#### TESTO ESTRATTO ####

FMI e Case costruttrici tracciano il futuro dell’Enduro italiano
A Bologna Federazione Motociclistica Italiana e principali Case impegnate nei Campionati Italiani Enduro si sono sedute allo stesso tavolo per fare il punto sul movimento. Un confronto operativo che ha toccato licenze, calendari 2018, numeri di partecipazione e temi ambientali, con l’obiettivo di definire una strategia condivisa per la specialità.
Il tavolo di Bologna e i protagonisti
L’incontro si è svolto presso la sede del Comitato Regionale FMI Emilia Romagna, alla presenza del presidente federale Giovanni Copioli. Con lui, per la parte sportiva, il coordinatore del Comitato Enduro FMI Franco Gualdi, il membro del comitato Domenico Bignami e i responsabili di Maxim, Tony e Monica Mori, promoter delle competizioni tricolori di Enduro.
Al confronto hanno preso parte i rappresentanti di sei marchi protagonisti nei campionati italiani: Beta, Honda RedMoto, Husqvarna, KTM, TM e Yamaha. Una composizione che ha dato voce a una fetta significativa del paddock nazionale, dai costruttori che sostengono i team ufficiali a chi è più direttamente coinvolto con piloti privati e attività di promozione sportiva.
Il clima descritto è stato di massima collaborazione, con l’intento dichiarato di costruire, più che di rivendicare. La riunione ha assunto così i contorni di un vero tavolo di lavoro, in cui le Case non sono semplici destinatarie di decisioni, ma interlocutori chiamati a contribuire alla definizione delle linee guida per le prossime stagioni.
Licenze, numeri e prospettive per i calendari 2018
Copioli ha aperto i lavori illustrando il progetto di semplificazione del sistema licenze FMI previsto per il triennio 2018-2020. L’obiettivo è rendere più snella e chiara la gestione delle abilitazioni sportive, favorendo l’accesso alle competizioni e razionalizzando le procedure. Le Case hanno portato osservazioni e suggerimenti, accolti dalla Federazione per una valutazione in vista della definizione finale del nuovo assetto.
Una parte centrale della riunione è stata dedicata all’analisi dei dati. Sono state messe a confronto le statistiche di iscrizione ai Campionati Italiani Enduro dal 2009 al 2017 e quelle relative ai campionati regionali di specialità 2016 e 2017. Dai numeri è emerso un quadro di sostanziale tenuta, con livelli di partecipazione stabili e, in alcuni casi, in crescita.
Questo andamento è stato letto come un segnale di buona salute del movimento, in un contesto sportivo non sempre semplice. Proprio partendo da tali dati, i rappresentanti delle Case hanno avanzato proposte per la costruzione dei calendari 2018, con particolare attenzione a:
- equilibrio tra prove nazionali e impegni internazionali dei principali team e piloti
- distribuzione geografica delle gare per coinvolgere diversi bacini di praticanti
- numero complessivo degli appuntamenti, per contenere costi e logistiche
- valorizzazione dei campionati regionali come porta d’ingresso all’attività tricolore
Il confronto su questi temi punta a rendere il sistema delle competizioni più coerente e sostenibile, mantenendo alto il livello tecnico e sportivo, ma senza perdere di vista la base dei praticanti e dei team privati.

#### VOCI FORNITE ####

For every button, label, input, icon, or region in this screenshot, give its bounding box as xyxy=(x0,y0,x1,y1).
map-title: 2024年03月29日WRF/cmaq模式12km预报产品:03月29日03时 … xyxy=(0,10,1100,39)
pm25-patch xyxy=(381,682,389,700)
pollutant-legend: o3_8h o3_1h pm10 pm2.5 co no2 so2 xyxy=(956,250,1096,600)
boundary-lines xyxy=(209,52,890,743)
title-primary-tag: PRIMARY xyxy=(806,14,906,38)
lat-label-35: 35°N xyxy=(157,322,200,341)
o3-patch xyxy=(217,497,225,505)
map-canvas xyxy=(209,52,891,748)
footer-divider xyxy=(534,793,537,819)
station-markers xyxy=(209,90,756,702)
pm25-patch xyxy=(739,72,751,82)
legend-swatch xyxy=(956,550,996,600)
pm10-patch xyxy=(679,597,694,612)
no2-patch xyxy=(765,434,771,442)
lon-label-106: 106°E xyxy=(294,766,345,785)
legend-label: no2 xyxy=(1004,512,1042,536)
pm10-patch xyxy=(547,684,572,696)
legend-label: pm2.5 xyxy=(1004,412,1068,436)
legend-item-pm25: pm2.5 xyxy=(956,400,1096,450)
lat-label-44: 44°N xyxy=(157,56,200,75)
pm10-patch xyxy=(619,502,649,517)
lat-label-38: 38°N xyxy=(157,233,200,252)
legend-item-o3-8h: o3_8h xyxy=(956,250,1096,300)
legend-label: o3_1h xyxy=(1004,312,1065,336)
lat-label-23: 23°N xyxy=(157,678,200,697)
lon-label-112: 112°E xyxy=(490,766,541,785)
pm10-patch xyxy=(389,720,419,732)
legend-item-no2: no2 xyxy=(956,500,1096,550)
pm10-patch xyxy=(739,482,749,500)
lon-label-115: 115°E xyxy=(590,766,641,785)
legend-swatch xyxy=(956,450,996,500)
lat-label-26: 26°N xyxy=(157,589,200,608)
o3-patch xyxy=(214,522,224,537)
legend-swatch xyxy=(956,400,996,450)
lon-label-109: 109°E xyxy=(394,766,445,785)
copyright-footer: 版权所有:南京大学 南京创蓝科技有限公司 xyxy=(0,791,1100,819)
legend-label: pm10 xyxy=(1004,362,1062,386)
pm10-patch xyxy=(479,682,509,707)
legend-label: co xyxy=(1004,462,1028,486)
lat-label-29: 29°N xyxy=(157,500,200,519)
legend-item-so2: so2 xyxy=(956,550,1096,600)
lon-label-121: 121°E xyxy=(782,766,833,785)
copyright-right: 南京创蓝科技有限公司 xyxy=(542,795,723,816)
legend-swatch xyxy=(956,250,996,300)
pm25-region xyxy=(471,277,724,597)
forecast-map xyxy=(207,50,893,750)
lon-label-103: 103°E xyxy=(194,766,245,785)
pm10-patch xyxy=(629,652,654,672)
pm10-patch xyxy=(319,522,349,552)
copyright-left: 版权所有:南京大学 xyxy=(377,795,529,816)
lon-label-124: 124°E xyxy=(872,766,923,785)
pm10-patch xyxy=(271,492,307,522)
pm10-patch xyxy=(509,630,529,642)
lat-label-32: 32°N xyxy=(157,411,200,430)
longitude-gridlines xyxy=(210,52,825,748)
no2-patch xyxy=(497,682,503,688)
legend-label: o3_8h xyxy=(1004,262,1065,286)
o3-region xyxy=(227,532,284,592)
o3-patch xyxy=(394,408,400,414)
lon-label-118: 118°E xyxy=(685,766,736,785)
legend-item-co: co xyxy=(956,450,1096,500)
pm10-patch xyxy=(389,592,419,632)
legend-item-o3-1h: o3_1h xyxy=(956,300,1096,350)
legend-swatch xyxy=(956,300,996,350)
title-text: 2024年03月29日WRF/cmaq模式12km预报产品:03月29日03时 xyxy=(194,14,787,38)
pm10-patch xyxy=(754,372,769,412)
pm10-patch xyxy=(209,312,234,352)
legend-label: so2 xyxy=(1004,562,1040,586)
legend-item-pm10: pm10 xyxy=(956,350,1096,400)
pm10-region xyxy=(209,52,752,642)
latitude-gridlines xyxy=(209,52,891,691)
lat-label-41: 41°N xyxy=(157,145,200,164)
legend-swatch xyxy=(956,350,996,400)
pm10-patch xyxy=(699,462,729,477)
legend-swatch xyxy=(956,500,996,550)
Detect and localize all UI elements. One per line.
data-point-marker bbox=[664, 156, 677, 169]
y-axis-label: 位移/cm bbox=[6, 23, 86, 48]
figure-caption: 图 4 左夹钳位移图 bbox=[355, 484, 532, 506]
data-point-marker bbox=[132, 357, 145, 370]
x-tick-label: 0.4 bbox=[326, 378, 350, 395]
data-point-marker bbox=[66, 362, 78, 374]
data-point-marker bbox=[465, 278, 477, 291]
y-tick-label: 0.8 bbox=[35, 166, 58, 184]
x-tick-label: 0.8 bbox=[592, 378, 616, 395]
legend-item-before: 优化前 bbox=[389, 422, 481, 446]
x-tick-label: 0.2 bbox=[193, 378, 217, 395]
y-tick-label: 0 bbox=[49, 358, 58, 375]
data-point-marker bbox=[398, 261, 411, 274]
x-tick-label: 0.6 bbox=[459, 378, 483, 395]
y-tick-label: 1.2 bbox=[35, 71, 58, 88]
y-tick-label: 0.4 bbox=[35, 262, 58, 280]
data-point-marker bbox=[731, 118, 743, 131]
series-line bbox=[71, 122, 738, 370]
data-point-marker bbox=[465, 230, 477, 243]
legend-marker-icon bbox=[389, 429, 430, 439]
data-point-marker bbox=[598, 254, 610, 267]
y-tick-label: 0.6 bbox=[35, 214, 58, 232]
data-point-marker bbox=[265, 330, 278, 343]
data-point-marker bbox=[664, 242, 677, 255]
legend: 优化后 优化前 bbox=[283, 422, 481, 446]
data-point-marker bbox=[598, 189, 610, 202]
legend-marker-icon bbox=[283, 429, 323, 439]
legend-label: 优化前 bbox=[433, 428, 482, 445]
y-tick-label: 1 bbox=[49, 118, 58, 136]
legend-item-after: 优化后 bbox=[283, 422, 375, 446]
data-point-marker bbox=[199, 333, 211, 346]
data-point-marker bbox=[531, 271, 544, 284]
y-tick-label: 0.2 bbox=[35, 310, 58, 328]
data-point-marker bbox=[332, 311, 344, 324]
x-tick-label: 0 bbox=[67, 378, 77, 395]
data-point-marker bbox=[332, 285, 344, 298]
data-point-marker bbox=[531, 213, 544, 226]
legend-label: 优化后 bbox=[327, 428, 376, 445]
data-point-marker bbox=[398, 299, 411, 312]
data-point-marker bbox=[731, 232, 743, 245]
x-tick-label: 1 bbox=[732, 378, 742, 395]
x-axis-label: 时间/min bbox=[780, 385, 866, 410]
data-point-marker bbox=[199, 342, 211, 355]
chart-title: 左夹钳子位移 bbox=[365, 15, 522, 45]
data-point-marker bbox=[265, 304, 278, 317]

####

__APPLICA QUANTO LETTO__.
1) Elenca tutti i marchi che avevano rappresentanti all'incontro di Bologna, secondo il testo sull'Enduro italiano.
2) Scrivi il seguito del testo sull'Enduro italiano, riprendendo subito dopo l'ultima frase.

__RISULTATI PER COMPITO__.
1)
Beta
Honda RedMoto
Husqvarna
KTM
TM
Yamaha

2)
Ambiente e pianificazione strategica del movimento
In chiusura, il presidente Copioli ha aggiornato i presenti sulle questioni legate all’ambiente e al rapporto con le istituzioni. Al centro dell’intervento il recente Protocollo di Intesa firmato con l’Arma dei Carabinieri, presentato come tassello importante per la gestione sostenibile dell’attività fuoristrada.
L’accordo rappresenta un quadro di riferimento per conciliare tutela del territorio e pratica dell’Enduro, tema cruciale per la sopravvivenza stessa delle competizioni e dell’allenamento in aree naturali. Collaborazione con le autorità, rispetto delle norme e promozione di comportamenti responsabili diventano così parte integrante della strategia federale.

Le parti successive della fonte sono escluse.